--- WHAT YOU NEED TO DO ---
Continue the article on the Defense Department's plan to expand the Military Lending Act from the point at which it stops.

--- TEXT ---

○ ○ ○ ○ ○ ○ ○

Acknowledging that a previous law did not go far enough, Defense Department said it needs to expand rules to protect service members from high-cost lenders.

The Department of Defense, attempting to thwart the ever-changing tactics of high-cost lenders, plans to dramatically broaden a federal law that sought to protect service members by capping the interest rate on loans made to troops.

When the Military Lending Act was enacted in 2007, it narrowly focused on how much interest lenders could charge on two types of loans: payday and auto-title. But as ProPublica and Marketplace reported last year, high-cost lenders easily circumvented the law, peddling credit from stores that often line the streets near military bases. In a newly released report to Congress, the Defense Department acknowledged that the law has proven inadequate and said it is working on new, “more comprehensive” rules.

The report, completed in April, said a survey of service members found the use of high-cost loans is widespread. Under current rules, the Military Lending Act (MLA) caps certain categories of loans at a 36 percent annual percentage rate. But the Defense Department’s survey found that 11 percent of service members reported taking out a loan above that limit in the past year.

Service members are prime targets for high-cost lenders, the report says. They often aren’t financially savvy—”generally high school graduates who may have started college.” They’re young: 43 percent of service members are 25 years old or younger. And they tend to start families earlier, adding to their financial pressures. From the results of the survey, the Defense Department estimated that up to a quarter of service members “may face emergency financial short-falls and indicate difficulties managing their finances and avoiding problems with credit.”

In response to crackdowns by federal and state regulators, high-cost lenders have been busy transforming their offerings over the past several years. Instead of the typical payday loan, which carries an annual rate above 300 percent and is due in full after two weeks, lenders have increasingly been offering installment loans that last several months. They, too, can have sky-high annual rates, but the rate on installment loans isn’t capped under the MLA. Neither is the rate for open-ended credit: a lender can legally offer a credit line with a 300 percent APR to a soldier.

○ ○ ○ ○ ○ ○ ○

--- SUPPLIED ENTRIES ---

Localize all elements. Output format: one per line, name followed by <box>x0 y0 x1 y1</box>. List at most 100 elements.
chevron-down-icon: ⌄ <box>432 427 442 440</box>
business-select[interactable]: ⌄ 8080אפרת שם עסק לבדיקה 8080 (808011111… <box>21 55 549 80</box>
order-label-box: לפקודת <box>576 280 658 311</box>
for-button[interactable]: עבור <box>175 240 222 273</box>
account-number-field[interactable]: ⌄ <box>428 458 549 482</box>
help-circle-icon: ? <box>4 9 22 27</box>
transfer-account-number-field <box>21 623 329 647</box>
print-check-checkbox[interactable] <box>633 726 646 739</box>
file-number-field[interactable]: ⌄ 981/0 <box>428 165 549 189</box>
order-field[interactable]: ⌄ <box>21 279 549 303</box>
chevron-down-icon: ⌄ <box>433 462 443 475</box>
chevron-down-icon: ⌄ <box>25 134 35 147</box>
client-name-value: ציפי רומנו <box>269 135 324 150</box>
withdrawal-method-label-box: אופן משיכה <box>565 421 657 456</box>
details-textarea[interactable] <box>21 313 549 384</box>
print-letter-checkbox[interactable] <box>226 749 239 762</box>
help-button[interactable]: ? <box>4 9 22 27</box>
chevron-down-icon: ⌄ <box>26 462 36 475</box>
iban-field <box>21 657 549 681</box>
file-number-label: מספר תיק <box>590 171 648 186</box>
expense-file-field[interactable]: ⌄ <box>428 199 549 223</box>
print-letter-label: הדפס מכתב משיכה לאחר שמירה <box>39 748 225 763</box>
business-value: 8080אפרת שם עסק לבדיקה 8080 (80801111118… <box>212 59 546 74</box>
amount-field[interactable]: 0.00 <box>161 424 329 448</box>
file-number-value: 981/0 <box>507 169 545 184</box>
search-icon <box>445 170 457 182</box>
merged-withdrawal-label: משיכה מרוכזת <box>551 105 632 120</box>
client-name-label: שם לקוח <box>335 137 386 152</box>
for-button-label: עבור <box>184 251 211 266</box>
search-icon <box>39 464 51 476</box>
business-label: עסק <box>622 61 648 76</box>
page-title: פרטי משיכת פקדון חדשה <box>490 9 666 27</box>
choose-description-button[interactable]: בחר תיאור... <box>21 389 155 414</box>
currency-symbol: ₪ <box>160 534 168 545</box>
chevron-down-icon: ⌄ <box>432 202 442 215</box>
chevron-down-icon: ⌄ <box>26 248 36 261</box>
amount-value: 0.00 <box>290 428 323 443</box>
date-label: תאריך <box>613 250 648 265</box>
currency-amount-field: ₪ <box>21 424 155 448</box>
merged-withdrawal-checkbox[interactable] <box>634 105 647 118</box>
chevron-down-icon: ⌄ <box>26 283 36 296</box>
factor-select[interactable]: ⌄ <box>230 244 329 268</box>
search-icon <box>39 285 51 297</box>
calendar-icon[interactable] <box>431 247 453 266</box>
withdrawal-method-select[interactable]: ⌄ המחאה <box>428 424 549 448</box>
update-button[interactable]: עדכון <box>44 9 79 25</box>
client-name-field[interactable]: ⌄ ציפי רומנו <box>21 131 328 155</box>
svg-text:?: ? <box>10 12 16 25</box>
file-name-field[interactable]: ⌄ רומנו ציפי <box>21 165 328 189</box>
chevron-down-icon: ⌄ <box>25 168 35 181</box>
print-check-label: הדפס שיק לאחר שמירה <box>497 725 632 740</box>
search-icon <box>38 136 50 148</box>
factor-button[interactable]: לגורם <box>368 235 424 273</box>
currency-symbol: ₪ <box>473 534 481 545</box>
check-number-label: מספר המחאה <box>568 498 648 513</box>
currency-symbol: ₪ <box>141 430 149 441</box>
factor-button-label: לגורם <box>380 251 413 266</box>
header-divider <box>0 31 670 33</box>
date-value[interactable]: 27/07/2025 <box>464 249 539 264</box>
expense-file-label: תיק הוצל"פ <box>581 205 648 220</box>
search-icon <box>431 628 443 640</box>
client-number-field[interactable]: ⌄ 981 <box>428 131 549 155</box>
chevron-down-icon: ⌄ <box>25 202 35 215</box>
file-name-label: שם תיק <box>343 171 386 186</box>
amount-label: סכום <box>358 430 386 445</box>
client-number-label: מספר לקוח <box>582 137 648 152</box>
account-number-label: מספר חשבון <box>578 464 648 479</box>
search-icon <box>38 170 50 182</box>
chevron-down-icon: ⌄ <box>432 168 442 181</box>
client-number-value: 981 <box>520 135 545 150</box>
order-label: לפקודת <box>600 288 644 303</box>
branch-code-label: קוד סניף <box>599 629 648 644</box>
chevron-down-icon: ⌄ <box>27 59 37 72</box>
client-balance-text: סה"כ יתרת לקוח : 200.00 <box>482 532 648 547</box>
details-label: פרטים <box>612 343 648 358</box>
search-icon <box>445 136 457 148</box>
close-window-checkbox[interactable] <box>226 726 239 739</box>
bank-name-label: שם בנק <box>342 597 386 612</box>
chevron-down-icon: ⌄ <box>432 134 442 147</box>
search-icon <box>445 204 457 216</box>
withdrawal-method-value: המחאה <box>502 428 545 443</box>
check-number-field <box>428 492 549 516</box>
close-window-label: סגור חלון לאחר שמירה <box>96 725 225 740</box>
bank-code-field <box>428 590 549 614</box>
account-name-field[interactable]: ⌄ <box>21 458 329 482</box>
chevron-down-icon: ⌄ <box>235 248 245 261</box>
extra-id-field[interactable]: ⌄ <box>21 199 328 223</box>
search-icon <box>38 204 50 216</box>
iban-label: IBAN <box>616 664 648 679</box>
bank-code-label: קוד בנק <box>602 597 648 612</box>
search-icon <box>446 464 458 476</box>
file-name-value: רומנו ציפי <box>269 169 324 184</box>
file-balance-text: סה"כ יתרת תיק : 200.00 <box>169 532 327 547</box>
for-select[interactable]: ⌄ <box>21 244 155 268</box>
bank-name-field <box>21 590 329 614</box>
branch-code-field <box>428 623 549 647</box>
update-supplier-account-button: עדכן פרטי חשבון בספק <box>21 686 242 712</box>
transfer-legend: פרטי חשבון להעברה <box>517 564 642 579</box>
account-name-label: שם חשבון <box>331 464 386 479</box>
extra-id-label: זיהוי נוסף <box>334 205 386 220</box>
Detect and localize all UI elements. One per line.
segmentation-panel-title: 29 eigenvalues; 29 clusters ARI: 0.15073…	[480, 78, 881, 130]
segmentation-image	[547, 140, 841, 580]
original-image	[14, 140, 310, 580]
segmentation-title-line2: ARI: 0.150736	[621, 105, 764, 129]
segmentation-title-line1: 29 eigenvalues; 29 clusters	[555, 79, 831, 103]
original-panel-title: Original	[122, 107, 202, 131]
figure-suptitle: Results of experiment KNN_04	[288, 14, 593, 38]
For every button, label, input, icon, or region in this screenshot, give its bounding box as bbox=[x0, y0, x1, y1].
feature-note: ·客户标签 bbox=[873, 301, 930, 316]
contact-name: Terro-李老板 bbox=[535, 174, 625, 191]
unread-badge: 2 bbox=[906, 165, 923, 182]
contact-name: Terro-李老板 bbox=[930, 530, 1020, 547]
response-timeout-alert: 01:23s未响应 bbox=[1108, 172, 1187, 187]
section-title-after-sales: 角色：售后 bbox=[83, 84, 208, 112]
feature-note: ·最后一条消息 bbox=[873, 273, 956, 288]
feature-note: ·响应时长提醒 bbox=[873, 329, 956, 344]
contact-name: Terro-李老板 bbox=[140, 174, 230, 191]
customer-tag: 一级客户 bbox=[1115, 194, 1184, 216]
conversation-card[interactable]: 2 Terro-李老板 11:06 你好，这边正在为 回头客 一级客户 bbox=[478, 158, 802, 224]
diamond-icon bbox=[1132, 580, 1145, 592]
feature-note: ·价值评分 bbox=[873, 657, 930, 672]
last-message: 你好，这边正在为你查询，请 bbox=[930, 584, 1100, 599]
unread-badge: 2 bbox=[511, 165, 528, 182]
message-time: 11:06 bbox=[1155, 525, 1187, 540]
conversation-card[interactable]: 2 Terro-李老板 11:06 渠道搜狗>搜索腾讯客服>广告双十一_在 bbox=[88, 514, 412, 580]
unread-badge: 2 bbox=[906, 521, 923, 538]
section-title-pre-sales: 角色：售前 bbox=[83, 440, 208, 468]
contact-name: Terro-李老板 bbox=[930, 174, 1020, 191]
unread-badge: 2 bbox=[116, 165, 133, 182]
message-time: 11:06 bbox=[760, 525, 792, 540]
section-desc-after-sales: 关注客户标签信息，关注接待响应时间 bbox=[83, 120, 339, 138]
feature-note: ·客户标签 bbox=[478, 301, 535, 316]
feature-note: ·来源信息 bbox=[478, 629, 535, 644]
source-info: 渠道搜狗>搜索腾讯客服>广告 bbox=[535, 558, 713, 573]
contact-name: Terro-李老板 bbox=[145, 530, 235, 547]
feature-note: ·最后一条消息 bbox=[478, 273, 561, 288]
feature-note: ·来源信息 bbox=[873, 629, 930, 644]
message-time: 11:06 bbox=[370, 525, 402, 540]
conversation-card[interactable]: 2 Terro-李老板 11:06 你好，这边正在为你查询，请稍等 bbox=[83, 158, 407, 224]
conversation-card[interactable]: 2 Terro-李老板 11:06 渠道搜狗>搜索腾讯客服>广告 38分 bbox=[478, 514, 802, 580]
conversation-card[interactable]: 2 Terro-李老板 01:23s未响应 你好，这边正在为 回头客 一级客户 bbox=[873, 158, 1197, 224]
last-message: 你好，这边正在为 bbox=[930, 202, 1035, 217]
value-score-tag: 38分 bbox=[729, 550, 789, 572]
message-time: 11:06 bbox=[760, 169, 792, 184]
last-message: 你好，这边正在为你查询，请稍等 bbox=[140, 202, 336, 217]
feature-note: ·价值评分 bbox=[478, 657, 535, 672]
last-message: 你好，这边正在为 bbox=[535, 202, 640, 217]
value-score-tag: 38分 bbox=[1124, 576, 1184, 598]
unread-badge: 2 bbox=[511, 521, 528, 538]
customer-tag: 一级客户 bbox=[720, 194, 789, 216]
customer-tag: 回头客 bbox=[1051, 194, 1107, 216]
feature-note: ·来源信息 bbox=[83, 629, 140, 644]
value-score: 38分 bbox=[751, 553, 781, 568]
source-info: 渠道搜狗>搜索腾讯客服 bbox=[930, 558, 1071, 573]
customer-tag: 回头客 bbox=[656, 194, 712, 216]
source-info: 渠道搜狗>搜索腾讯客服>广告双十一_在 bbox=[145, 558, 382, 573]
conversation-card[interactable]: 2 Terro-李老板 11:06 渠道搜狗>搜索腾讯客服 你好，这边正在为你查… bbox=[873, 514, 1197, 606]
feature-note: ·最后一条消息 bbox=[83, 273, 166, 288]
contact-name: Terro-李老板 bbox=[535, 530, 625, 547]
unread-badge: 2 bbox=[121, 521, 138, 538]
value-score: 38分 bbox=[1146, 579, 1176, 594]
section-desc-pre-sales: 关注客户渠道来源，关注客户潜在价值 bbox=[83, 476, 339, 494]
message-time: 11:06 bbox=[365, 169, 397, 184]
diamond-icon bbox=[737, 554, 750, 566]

○ ○ ○ ○ ○ ○ ○

--- WRITTEN ANSWER ---
Because they’re not covered by the MLA, installment lenders are also free to lard loans with nearly useless insurance products that serve mainly to boost the cost of the loan. The report notes that if the MLA were extended to cover installment loans, these types of add-on products would be limited. Under the MLA, the Defense Department has the power to define what sorts of loans are covered.

“[W]ithout revising the definitions of credit in the MLA to encompass installment and open end credit, the MLA will lose its effectiveness,” the report says. But if the DoD simply prohibited installment loans with an APR above 36 percent, lenders might find another type of loan to circumvent the law. Accordingly, the Defense Department concludes, “The complexity of the marketplace appears to be better accommodated with a more comprehensive approach.” As indicated in the report, such an approach would ban any loans above 36 percent, perhaps with a few special exclusions.

Meanwhile, the situation is very different for high-cost loans targeted at everybody else. There is no federal law limiting high-cost loans to civilians, but the Consumer Financial Protection Bureau is working on new rules for payday lenders that will affect all consumers. “I think that the challenges of defining high-cost credit under the MLA are the same challenges of defining high-cost credit for the civilian population,” said Tom Feltner, director of financial services at the Consumer Federation of America.

But where the Defense Department can simply institute a broad 36 percent rate cap, the CFPB’s hands are tied. The 2010 financial reform bill that created the agency forbade it from capping interest rates. That makes CFPB’s job much more of a challenge, said Feltner.